— BEGIN —

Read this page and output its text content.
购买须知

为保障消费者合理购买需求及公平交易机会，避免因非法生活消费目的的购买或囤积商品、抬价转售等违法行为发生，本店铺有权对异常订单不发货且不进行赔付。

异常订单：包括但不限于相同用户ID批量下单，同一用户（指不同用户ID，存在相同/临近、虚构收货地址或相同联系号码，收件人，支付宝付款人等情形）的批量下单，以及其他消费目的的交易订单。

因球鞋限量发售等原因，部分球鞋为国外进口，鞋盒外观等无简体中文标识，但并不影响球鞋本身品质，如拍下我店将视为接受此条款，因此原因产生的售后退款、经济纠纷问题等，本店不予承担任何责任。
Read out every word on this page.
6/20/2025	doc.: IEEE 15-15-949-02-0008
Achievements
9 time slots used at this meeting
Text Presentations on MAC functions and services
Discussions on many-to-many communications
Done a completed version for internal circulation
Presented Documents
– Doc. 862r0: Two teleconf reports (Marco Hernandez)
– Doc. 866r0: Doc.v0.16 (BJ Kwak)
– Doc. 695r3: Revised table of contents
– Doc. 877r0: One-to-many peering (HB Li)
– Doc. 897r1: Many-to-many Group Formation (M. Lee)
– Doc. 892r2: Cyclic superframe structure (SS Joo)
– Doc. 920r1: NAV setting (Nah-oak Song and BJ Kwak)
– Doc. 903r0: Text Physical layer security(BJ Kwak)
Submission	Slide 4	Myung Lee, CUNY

— END —

» **PROBLEM REQUIREMENTS**: All of the entries should be written out again exactly.

» **TASK SOLUTION**:
Read this page and output its text content.
购买须知

为保障消费者合理购买需求及公平交易机会，避免因非法生活消费目的的购买或囤积商品、抬价转售等违法行为发生，本店铺有权对异常订单不发货且不进行赔付。

异常订单：包括但不限于相同用户ID批量下单，同一用户（指不同用户ID，存在相同/临近、虚构收货地址或相同联系号码，收件人，支付宝付款人等情形）的批量下单，以及其他消费目的的交易订单。

因球鞋限量发售等原因，部分球鞋为国外进口，鞋盒外观等无简体中文标识，但并不影响球鞋本身品质，如拍下我店将视为接受此条款，因此原因产生的售后退款、经济纠纷问题等，本店不予承担任何责任。
Read out every word on this page.
6/20/2025	doc.: IEEE 15-15-949-02-0008
Achievements
9 time slots used at this meeting
Text Presentations on MAC functions and services
Discussions on many-to-many communications
Done a completed version for internal circulation
Presented Documents
– Doc. 862r0: Two teleconf reports (Marco Hernandez)
– Doc. 866r0: Doc.v0.16 (BJ Kwak)
– Doc. 695r3: Revised table of contents
– Doc. 877r0: One-to-many peering (HB Li)
– Doc. 897r1: Many-to-many Group Formation (M. Lee)
– Doc. 892r2: Cyclic superframe structure (SS Joo)
– Doc. 920r1: NAV setting (Nah-oak Song and BJ Kwak)
– Doc. 903r0: Text Physical layer security(BJ Kwak)
Submission	Slide 4	Myung Lee, CUNY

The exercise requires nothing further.